Exercise instructions –
Copy each line of the records that contains the word "verified".

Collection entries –
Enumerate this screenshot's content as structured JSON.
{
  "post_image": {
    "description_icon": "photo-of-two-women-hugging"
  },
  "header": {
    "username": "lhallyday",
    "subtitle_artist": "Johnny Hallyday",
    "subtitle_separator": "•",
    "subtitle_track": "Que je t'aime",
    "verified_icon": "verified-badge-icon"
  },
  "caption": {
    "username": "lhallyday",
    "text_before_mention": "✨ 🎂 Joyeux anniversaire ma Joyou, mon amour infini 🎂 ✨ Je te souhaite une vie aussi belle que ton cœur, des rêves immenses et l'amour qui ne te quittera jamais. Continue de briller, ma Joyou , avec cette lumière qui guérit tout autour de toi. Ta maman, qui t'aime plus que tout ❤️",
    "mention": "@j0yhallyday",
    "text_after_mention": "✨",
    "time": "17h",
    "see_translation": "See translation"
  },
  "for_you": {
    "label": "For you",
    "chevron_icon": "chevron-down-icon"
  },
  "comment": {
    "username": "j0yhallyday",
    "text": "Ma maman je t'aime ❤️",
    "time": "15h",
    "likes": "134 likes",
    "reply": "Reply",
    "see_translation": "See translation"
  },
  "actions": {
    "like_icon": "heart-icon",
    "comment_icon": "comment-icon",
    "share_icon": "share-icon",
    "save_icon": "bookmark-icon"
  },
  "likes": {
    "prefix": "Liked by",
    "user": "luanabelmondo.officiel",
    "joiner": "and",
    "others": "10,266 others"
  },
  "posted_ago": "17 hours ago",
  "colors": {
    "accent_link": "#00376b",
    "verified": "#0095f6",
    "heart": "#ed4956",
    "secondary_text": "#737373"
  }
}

Response to the exercise –
    "verified_icon": "verified-badge-icon"
    "verified": "#0095f6",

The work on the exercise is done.